(Data entries)
☆ ☆ ☆ ☆ ☆
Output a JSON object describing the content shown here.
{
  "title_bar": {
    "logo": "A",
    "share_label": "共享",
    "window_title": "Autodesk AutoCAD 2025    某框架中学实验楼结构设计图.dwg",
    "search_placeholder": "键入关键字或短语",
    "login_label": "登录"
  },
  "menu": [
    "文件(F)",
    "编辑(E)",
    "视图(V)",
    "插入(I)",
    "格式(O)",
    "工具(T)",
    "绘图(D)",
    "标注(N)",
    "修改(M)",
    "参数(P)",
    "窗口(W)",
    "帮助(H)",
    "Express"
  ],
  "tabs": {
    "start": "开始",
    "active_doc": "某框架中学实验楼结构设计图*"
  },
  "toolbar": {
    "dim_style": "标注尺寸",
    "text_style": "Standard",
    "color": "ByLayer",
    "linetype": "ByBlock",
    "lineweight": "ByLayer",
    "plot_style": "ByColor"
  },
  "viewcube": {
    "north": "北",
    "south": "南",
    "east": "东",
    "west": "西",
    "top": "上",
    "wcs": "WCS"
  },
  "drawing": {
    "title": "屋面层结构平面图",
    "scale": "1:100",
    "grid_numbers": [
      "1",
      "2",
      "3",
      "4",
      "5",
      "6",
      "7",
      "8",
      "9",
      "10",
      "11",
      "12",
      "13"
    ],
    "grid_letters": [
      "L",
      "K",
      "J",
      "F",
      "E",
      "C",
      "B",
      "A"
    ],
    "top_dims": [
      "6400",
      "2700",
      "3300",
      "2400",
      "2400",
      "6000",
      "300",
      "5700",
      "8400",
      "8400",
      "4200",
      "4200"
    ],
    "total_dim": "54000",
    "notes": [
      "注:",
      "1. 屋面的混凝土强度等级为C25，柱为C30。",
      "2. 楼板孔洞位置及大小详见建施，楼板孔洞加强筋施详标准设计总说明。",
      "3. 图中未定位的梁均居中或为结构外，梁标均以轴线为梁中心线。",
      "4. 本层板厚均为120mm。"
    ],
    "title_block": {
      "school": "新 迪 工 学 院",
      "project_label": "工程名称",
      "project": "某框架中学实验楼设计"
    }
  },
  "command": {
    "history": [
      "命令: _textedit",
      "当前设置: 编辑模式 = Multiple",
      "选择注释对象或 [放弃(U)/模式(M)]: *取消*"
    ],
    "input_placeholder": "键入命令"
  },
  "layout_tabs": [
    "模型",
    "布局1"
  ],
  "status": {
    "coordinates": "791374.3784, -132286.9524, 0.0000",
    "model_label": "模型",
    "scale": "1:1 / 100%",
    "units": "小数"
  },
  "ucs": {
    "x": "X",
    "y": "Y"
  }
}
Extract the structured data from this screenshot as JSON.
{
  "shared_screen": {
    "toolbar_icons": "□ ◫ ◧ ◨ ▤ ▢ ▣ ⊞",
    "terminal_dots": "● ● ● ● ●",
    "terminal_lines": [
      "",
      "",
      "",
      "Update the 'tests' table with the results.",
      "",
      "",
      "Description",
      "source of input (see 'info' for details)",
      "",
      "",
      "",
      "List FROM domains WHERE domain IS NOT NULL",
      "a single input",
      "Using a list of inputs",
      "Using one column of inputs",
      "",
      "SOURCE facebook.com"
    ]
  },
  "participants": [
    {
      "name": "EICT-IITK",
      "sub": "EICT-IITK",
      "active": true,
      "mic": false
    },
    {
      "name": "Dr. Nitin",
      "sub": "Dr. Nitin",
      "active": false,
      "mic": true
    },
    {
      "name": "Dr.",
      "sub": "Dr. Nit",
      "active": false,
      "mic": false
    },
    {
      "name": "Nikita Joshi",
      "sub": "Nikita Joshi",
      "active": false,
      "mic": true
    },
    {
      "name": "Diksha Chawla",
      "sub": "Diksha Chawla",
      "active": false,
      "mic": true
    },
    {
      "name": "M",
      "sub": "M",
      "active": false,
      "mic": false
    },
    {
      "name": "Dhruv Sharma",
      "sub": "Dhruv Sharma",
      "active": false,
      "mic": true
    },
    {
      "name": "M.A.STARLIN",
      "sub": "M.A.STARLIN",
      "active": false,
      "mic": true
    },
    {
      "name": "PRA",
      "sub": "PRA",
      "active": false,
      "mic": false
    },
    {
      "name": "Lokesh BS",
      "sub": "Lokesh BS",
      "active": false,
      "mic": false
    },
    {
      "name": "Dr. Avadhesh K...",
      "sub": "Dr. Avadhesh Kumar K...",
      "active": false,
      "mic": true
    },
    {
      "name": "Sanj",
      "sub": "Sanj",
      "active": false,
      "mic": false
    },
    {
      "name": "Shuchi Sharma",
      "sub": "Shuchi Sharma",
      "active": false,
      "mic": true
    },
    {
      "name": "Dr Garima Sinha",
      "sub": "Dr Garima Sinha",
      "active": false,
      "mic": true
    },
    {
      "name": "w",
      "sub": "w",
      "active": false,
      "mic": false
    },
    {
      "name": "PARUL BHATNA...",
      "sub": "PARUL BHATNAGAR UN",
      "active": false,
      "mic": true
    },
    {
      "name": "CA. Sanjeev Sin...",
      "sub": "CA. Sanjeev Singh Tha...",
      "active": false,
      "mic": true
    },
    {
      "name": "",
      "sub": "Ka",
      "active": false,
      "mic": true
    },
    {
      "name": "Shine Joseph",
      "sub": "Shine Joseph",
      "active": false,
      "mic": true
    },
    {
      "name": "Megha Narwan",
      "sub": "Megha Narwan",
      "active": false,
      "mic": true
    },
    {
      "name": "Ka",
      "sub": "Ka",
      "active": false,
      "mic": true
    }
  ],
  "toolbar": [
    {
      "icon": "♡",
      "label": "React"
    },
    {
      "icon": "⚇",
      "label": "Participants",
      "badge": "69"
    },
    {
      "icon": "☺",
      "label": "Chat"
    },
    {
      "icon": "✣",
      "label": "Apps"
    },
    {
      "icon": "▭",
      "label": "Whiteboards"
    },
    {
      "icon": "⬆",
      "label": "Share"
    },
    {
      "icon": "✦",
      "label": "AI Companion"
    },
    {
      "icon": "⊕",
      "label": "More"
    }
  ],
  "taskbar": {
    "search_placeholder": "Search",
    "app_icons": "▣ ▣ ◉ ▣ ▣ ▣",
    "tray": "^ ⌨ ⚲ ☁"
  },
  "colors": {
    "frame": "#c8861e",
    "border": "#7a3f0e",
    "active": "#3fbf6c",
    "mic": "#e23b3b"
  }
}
☆ ☆ ☆ ☆ ☆
What needs to be done – Quote the material exactly, leaving nothing out.

Response to this task –
Output a JSON object describing the content shown here.
{
  "title_bar": {
    "logo": "A",
    "share_label": "共享",
    "window_title": "Autodesk AutoCAD 2025    某框架中学实验楼结构设计图.dwg",
    "search_placeholder": "键入关键字或短语",
    "login_label": "登录"
  },
  "menu": [
    "文件(F)",
    "编辑(E)",
    "视图(V)",
    "插入(I)",
    "格式(O)",
    "工具(T)",
    "绘图(D)",
    "标注(N)",
    "修改(M)",
    "参数(P)",
    "窗口(W)",
    "帮助(H)",
    "Express"
  ],
  "tabs": {
    "start": "开始",
    "active_doc": "某框架中学实验楼结构设计图*"
  },
  "toolbar": {
    "dim_style": "标注尺寸",
    "text_style": "Standard",
    "color": "ByLayer",
    "linetype": "ByBlock",
    "lineweight": "ByLayer",
    "plot_style": "ByColor"
  },
  "viewcube": {
    "north": "北",
    "south": "南",
    "east": "东",
    "west": "西",
    "top": "上",
    "wcs": "WCS"
  },
  "drawing": {
    "title": "屋面层结构平面图",
    "scale": "1:100",
    "grid_numbers": [
      "1",
      "2",
      "3",
      "4",
      "5",
      "6",
      "7",
      "8",
      "9",
      "10",
      "11",
      "12",
      "13"
    ],
    "grid_letters": [
      "L",
      "K",
      "J",
      "F",
      "E",
      "C",
      "B",
      "A"
    ],
    "top_dims": [
      "6400",
      "2700",
      "3300",
      "2400",
      "2400",
      "6000",
      "300",
      "5700",
      "8400",
      "8400",
      "4200",
      "4200"
    ],
    "total_dim": "54000",
    "notes": [
      "注:",
      "1. 屋面的混凝土强度等级为C25，柱为C30。",
      "2. 楼板孔洞位置及大小详见建施，楼板孔洞加强筋施详标准设计总说明。",
      "3. 图中未定位的梁均居中或为结构外，梁标均以轴线为梁中心线。",
      "4. 本层板厚均为120mm。"
    ],
    "title_block": {
      "school": "新 迪 工 学 院",
      "project_label": "工程名称",
      "project": "某框架中学实验楼设计"
    }
  },
  "command": {
    "history": [
      "命令: _textedit",
      "当前设置: 编辑模式 = Multiple",
      "选择注释对象或 [放弃(U)/模式(M)]: *取消*"
    ],
    "input_placeholder": "键入命令"
  },
  "layout_tabs": [
    "模型",
    "布局1"
  ],
  "status": {
    "coordinates": "791374.3784, -132286.9524, 0.0000",
    "model_label": "模型",
    "scale": "1:1 / 100%",
    "units": "小数"
  },
  "ucs": {
    "x": "X",
    "y": "Y"
  }
}
Extract the structured data from this screenshot as JSON.
{
  "shared_screen": {
    "toolbar_icons": "□ ◫ ◧ ◨ ▤ ▢ ▣ ⊞",
    "terminal_dots": "● ● ● ● ●",
    "terminal_lines": [
      "",
      "",
      "",
      "Update the 'tests' table with the results.",
      "",
      "",
      "Description",
      "source of input (see 'info' for details)",
      "",
      "",
      "",
      "List FROM domains WHERE domain IS NOT NULL",
      "a single input",
      "Using a list of inputs",
      "Using one column of inputs",
      "",
      "SOURCE facebook.com"
    ]
  },
  "participants": [
    {
      "name": "EICT-IITK",
      "sub": "EICT-IITK",
      "active": true,
      "mic": false
    },
    {
      "name": "Dr. Nitin",
      "sub": "Dr. Nitin",
      "active": false,
      "mic": true
    },
    {
      "name": "Dr.",
      "sub": "Dr. Nit",
      "active": false,
      "mic": false
    },
    {
      "name": "Nikita Joshi",
      "sub": "Nikita Joshi",
      "active": false,
      "mic": true
    },
    {
      "name": "Diksha Chawla",
      "sub": "Diksha Chawla",
      "active": false,
      "mic": true
    },
    {
      "name": "M",
      "sub": "M",
      "active": false,
      "mic": false
    },
    {
      "name": "Dhruv Sharma",
      "sub": "Dhruv Sharma",
      "active": false,
      "mic": true
    },
    {
      "name": "M.A.STARLIN",
      "sub": "M.A.STARLIN",
      "active": false,
      "mic": true
    },
    {
      "name": "PRA",
      "sub": "PRA",
      "active": false,
      "mic": false
    },
    {
      "name": "Lokesh BS",
      "sub": "Lokesh BS",
      "active": false,
      "mic": false
    },
    {
      "name": "Dr. Avadhesh K...",
      "sub": "Dr. Avadhesh Kumar K...",
      "active": false,
      "mic": true
    },
    {
      "name": "Sanj",
      "sub": "Sanj",
      "active": false,
      "mic": false
    },
    {
      "name": "Shuchi Sharma",
      "sub": "Shuchi Sharma",
      "active": false,
      "mic": true
    },
    {
      "name": "Dr Garima Sinha",
      "sub": "Dr Garima Sinha",
      "active": false,
      "mic": true
    },
    {
      "name": "w",
      "sub": "w",
      "active": false,
      "mic": false
    },
    {
      "name": "PARUL BHATNA...",
      "sub": "PARUL BHATNAGAR UN",
      "active": false,
      "mic": true
    },
    {
      "name": "CA. Sanjeev Sin...",
      "sub": "CA. Sanjeev Singh Tha...",
      "active": false,
      "mic": true
    },
    {
      "name": "",
      "sub": "Ka",
      "active": false,
      "mic": true
    },
    {
      "name": "Shine Joseph",
      "sub": "Shine Joseph",
      "active": false,
      "mic": true
    },
    {
      "name": "Megha Narwan",
      "sub": "Megha Narwan",
      "active": false,
      "mic": true
    },
    {
      "name": "Ka",
      "sub": "Ka",
      "active": false,
      "mic": true
    }
  ],
  "toolbar": [
    {
      "icon": "♡",
      "label": "React"
    },
    {
      "icon": "⚇",
      "label": "Participants",
      "badge": "69"
    },
    {
      "icon": "☺",
      "label": "Chat"
    },
    {
      "icon": "✣",
      "label": "Apps"
    },
    {
      "icon": "▭",
      "label": "Whiteboards"
    },
    {
      "icon": "⬆",
      "label": "Share"
    },
    {
      "icon": "✦",
      "label": "AI Companion"
    },
    {
      "icon": "⊕",
      "label": "More"
    }
  ],
  "taskbar": {
    "search_placeholder": "Search",
    "app_icons": "▣ ▣ ◉ ▣ ▣ ▣",
    "tray": "^ ⌨ ⚲ ☁"
  },
  "colors": {
    "frame": "#c8861e",
    "border": "#7a3f0e",
    "active": "#3fbf6c",
    "mic": "#e23b3b"
  }
}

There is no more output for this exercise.